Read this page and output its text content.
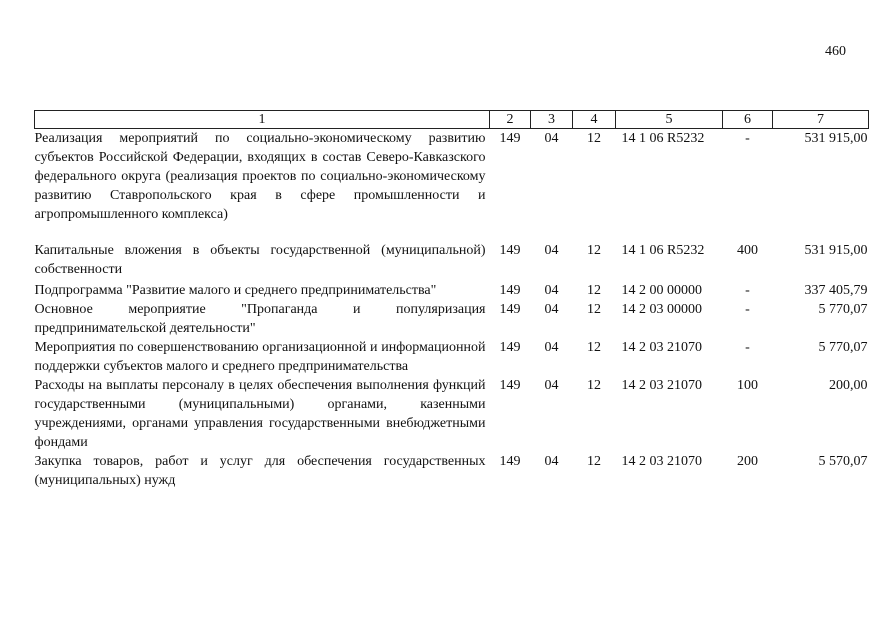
460
1	2	3	4	5	6	7
Реализация мероприятий по социально-экономическому развитию субъектов Российской Федерации, входящих в состав Северо-Кавказского федерального округа (реализация проектов по социально-экономическому развитию Ставропольского края в сфере промышленности и агропромышленного комплекса)	149	04	12	14 1 06 R5232	-	531 915,00
Капитальные вложения в объекты государственной (муниципальной) собственности	149	04	12	14 1 06 R5232	400	531 915,00
Подпрограмма "Развитие малого и среднего предпринимательства"	149	04	12	14 2 00 00000	-	337 405,79
Основное мероприятие "Пропаганда и популяризация предпринимательской деятельности"	149	04	12	14 2 03 00000	-	5 770,07
Мероприятия по совершенствованию организационной и информационной поддержки субъектов малого и среднего предпринимательства	149	04	12	14 2 03 21070	-	5 770,07
Расходы на выплаты персоналу в целях обеспечения выполнения функций государственными (муниципальными) органами, казенными учреждениями, органами управления государственными внебюджетными фондами	149	04	12	14 2 03 21070	100	200,00
Закупка товаров, работ и услуг для обеспечения государственных (муниципальных) нужд	149	04	12	14 2 03 21070	200	5 570,07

__GIVEN TASK__
Every line above should be returned word for word, with the pictures left behind.

__EXPECTED ANSWER__
Read this page and output its text content.
460
1	2	3	4	5	6	7
Реализация мероприятий по социально-экономическому развитию субъектов Российской Федерации, входящих в состав Северо-Кавказского федерального округа (реализация проектов по социально-экономическому развитию Ставропольского края в сфере промышленности и агропромышленного комплекса)	149	04	12	14 1 06 R5232	-	531 915,00
Капитальные вложения в объекты государственной (муниципальной) собственности	149	04	12	14 1 06 R5232	400	531 915,00
Подпрограмма "Развитие малого и среднего предпринимательства"	149	04	12	14 2 00 00000	-	337 405,79
Основное мероприятие "Пропаганда и популяризация предпринимательской деятельности"	149	04	12	14 2 03 00000	-	5 770,07
Мероприятия по совершенствованию организационной и информационной поддержки субъектов малого и среднего предпринимательства	149	04	12	14 2 03 21070	-	5 770,07
Расходы на выплаты персоналу в целях обеспечения выполнения функций государственными (муниципальными) органами, казенными учреждениями, органами управления государственными внебюджетными фондами	149	04	12	14 2 03 21070	100	200,00
Закупка товаров, работ и услуг для обеспечения государственных (муниципальных) нужд	149	04	12	14 2 03 21070	200	5 570,07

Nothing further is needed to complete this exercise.